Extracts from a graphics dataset
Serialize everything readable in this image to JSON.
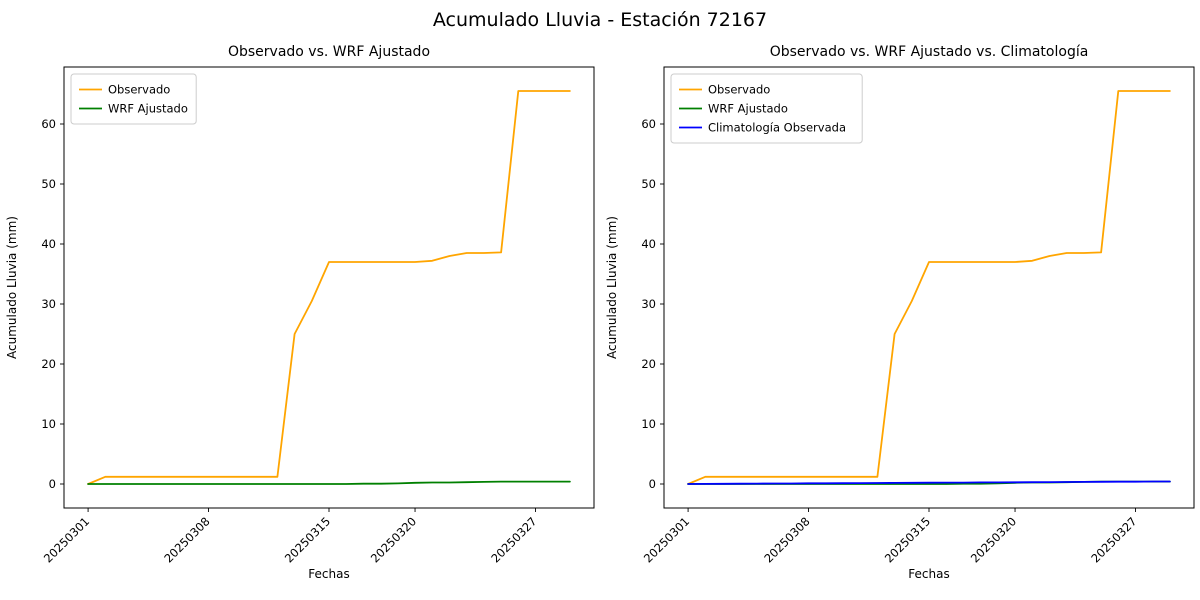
{
  "figure": {
    "title": "Acumulado Lluvia - Estación 72167"
  },
  "chart_data": [
    {
      "type": "line",
      "title": "Observado vs. WRF Ajustado",
      "xlabel": "Fechas",
      "ylabel": "Acumulado Lluvia (mm)",
      "grid": false,
      "legend_position": "upper-left",
      "ylim": [
        -4,
        69.5
      ],
      "y_ticks": [
        0,
        10,
        20,
        30,
        40,
        50,
        60
      ],
      "x": [
        "20250301",
        "20250302",
        "20250303",
        "20250304",
        "20250305",
        "20250306",
        "20250307",
        "20250308",
        "20250309",
        "20250310",
        "20250311",
        "20250312",
        "20250313",
        "20250314",
        "20250315",
        "20250316",
        "20250317",
        "20250318",
        "20250319",
        "20250320",
        "20250321",
        "20250322",
        "20250323",
        "20250324",
        "20250325",
        "20250326",
        "20250327",
        "20250328",
        "20250329"
      ],
      "x_tick_labels": [
        "20250301",
        "20250308",
        "20250315",
        "20250320",
        "20250327"
      ],
      "x_tick_indices": [
        0,
        7,
        14,
        19,
        26
      ],
      "series": [
        {
          "name": "Observado",
          "color": "#FFA500",
          "values": [
            0.0,
            1.2,
            1.2,
            1.2,
            1.2,
            1.2,
            1.2,
            1.2,
            1.2,
            1.2,
            1.2,
            1.2,
            25.0,
            30.5,
            37.0,
            37.0,
            37.0,
            37.0,
            37.0,
            37.0,
            37.2,
            38.0,
            38.5,
            38.5,
            38.6,
            65.5,
            65.5,
            65.5,
            65.5
          ]
        },
        {
          "name": "WRF Ajustado",
          "color": "#008000",
          "values": [
            0.0,
            0.0,
            0.0,
            0.0,
            0.0,
            0.0,
            0.0,
            0.0,
            0.0,
            0.0,
            0.0,
            0.0,
            0.0,
            0.0,
            0.0,
            0.0,
            0.05,
            0.05,
            0.1,
            0.2,
            0.25,
            0.25,
            0.3,
            0.35,
            0.4,
            0.4,
            0.4,
            0.4,
            0.4
          ]
        }
      ]
    },
    {
      "type": "line",
      "title": "Observado vs. WRF Ajustado vs. Climatología",
      "xlabel": "Fechas",
      "ylabel": "Acumulado Lluvia (mm)",
      "grid": false,
      "legend_position": "upper-left",
      "ylim": [
        -4,
        69.5
      ],
      "y_ticks": [
        0,
        10,
        20,
        30,
        40,
        50,
        60
      ],
      "x": [
        "20250301",
        "20250302",
        "20250303",
        "20250304",
        "20250305",
        "20250306",
        "20250307",
        "20250308",
        "20250309",
        "20250310",
        "20250311",
        "20250312",
        "20250313",
        "20250314",
        "20250315",
        "20250316",
        "20250317",
        "20250318",
        "20250319",
        "20250320",
        "20250321",
        "20250322",
        "20250323",
        "20250324",
        "20250325",
        "20250326",
        "20250327",
        "20250328",
        "20250329"
      ],
      "x_tick_labels": [
        "20250301",
        "20250308",
        "20250315",
        "20250320",
        "20250327"
      ],
      "x_tick_indices": [
        0,
        7,
        14,
        19,
        26
      ],
      "series": [
        {
          "name": "Observado",
          "color": "#FFA500",
          "values": [
            0.0,
            1.2,
            1.2,
            1.2,
            1.2,
            1.2,
            1.2,
            1.2,
            1.2,
            1.2,
            1.2,
            1.2,
            25.0,
            30.5,
            37.0,
            37.0,
            37.0,
            37.0,
            37.0,
            37.0,
            37.2,
            38.0,
            38.5,
            38.5,
            38.6,
            65.5,
            65.5,
            65.5,
            65.5
          ]
        },
        {
          "name": "WRF Ajustado",
          "color": "#008000",
          "values": [
            0.0,
            0.0,
            0.0,
            0.0,
            0.0,
            0.0,
            0.0,
            0.0,
            0.0,
            0.0,
            0.0,
            0.0,
            0.0,
            0.0,
            0.0,
            0.0,
            0.05,
            0.05,
            0.1,
            0.2,
            0.25,
            0.25,
            0.3,
            0.35,
            0.4,
            0.4,
            0.4,
            0.4,
            0.4
          ]
        },
        {
          "name": "Climatología Observada",
          "color": "#0000FF",
          "values": [
            0.0,
            0.02,
            0.03,
            0.05,
            0.06,
            0.08,
            0.09,
            0.11,
            0.12,
            0.14,
            0.15,
            0.17,
            0.18,
            0.2,
            0.21,
            0.23,
            0.24,
            0.26,
            0.27,
            0.29,
            0.3,
            0.32,
            0.33,
            0.35,
            0.36,
            0.38,
            0.39,
            0.41,
            0.42
          ]
        }
      ]
    }
  ]
}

◆ **Required work**: Omit all pictures while transcribing the entries verbatim.

◆ **Expected output**:
Serialize everything readable in this image to JSON.
{
  "figure": {
    "title": "Acumulado Lluvia - Estación 72167"
  },
  "chart_data": [
    {
      "type": "line",
      "title": "Observado vs. WRF Ajustado",
      "xlabel": "Fechas",
      "ylabel": "Acumulado Lluvia (mm)",
      "grid": false,
      "legend_position": "upper-left",
      "ylim": [
        -4,
        69.5
      ],
      "y_ticks": [
        0,
        10,
        20,
        30,
        40,
        50,
        60
      ],
      "x": [
        "20250301",
        "20250302",
        "20250303",
        "20250304",
        "20250305",
        "20250306",
        "20250307",
        "20250308",
        "20250309",
        "20250310",
        "20250311",
        "20250312",
        "20250313",
        "20250314",
        "20250315",
        "20250316",
        "20250317",
        "20250318",
        "20250319",
        "20250320",
        "20250321",
        "20250322",
        "20250323",
        "20250324",
        "20250325",
        "20250326",
        "20250327",
        "20250328",
        "20250329"
      ],
      "x_tick_labels": [
        "20250301",
        "20250308",
        "20250315",
        "20250320",
        "20250327"
      ],
      "x_tick_indices": [
        0,
        7,
        14,
        19,
        26
      ],
      "series": [
        {
          "name": "Observado",
          "color": "#FFA500",
          "values": [
            0.0,
            1.2,
            1.2,
            1.2,
            1.2,
            1.2,
            1.2,
            1.2,
            1.2,
            1.2,
            1.2,
            1.2,
            25.0,
            30.5,
            37.0,
            37.0,
            37.0,
            37.0,
            37.0,
            37.0,
            37.2,
            38.0,
            38.5,
            38.5,
            38.6,
            65.5,
            65.5,
            65.5,
            65.5
          ]
        },
        {
          "name": "WRF Ajustado",
          "color": "#008000",
          "values": [
            0.0,
            0.0,
            0.0,
            0.0,
            0.0,
            0.0,
            0.0,
            0.0,
            0.0,
            0.0,
            0.0,
            0.0,
            0.0,
            0.0,
            0.0,
            0.0,
            0.05,
            0.05,
            0.1,
            0.2,
            0.25,
            0.25,
            0.3,
            0.35,
            0.4,
            0.4,
            0.4,
            0.4,
            0.4
          ]
        }
      ]
    },
    {
      "type": "line",
      "title": "Observado vs. WRF Ajustado vs. Climatología",
      "xlabel": "Fechas",
      "ylabel": "Acumulado Lluvia (mm)",
      "grid": false,
      "legend_position": "upper-left",
      "ylim": [
        -4,
        69.5
      ],
      "y_ticks": [
        0,
        10,
        20,
        30,
        40,
        50,
        60
      ],
      "x": [
        "20250301",
        "20250302",
        "20250303",
        "20250304",
        "20250305",
        "20250306",
        "20250307",
        "20250308",
        "20250309",
        "20250310",
        "20250311",
        "20250312",
        "20250313",
        "20250314",
        "20250315",
        "20250316",
        "20250317",
        "20250318",
        "20250319",
        "20250320",
        "20250321",
        "20250322",
        "20250323",
        "20250324",
        "20250325",
        "20250326",
        "20250327",
        "20250328",
        "20250329"
      ],
      "x_tick_labels": [
        "20250301",
        "20250308",
        "20250315",
        "20250320",
        "20250327"
      ],
      "x_tick_indices": [
        0,
        7,
        14,
        19,
        26
      ],
      "series": [
        {
          "name": "Observado",
          "color": "#FFA500",
          "values": [
            0.0,
            1.2,
            1.2,
            1.2,
            1.2,
            1.2,
            1.2,
            1.2,
            1.2,
            1.2,
            1.2,
            1.2,
            25.0,
            30.5,
            37.0,
            37.0,
            37.0,
            37.0,
            37.0,
            37.0,
            37.2,
            38.0,
            38.5,
            38.5,
            38.6,
            65.5,
            65.5,
            65.5,
            65.5
          ]
        },
        {
          "name": "WRF Ajustado",
          "color": "#008000",
          "values": [
            0.0,
            0.0,
            0.0,
            0.0,
            0.0,
            0.0,
            0.0,
            0.0,
            0.0,
            0.0,
            0.0,
            0.0,
            0.0,
            0.0,
            0.0,
            0.0,
            0.05,
            0.05,
            0.1,
            0.2,
            0.25,
            0.25,
            0.3,
            0.35,
            0.4,
            0.4,
            0.4,
            0.4,
            0.4
          ]
        },
        {
          "name": "Climatología Observada",
          "color": "#0000FF",
          "values": [
            0.0,
            0.02,
            0.03,
            0.05,
            0.06,
            0.08,
            0.09,
            0.11,
            0.12,
            0.14,
            0.15,
            0.17,
            0.18,
            0.2,
            0.21,
            0.23,
            0.24,
            0.26,
            0.27,
            0.29,
            0.3,
            0.32,
            0.33,
            0.35,
            0.36,
            0.38,
            0.39,
            0.41,
            0.42
          ]
        }
      ]
    }
  ]
}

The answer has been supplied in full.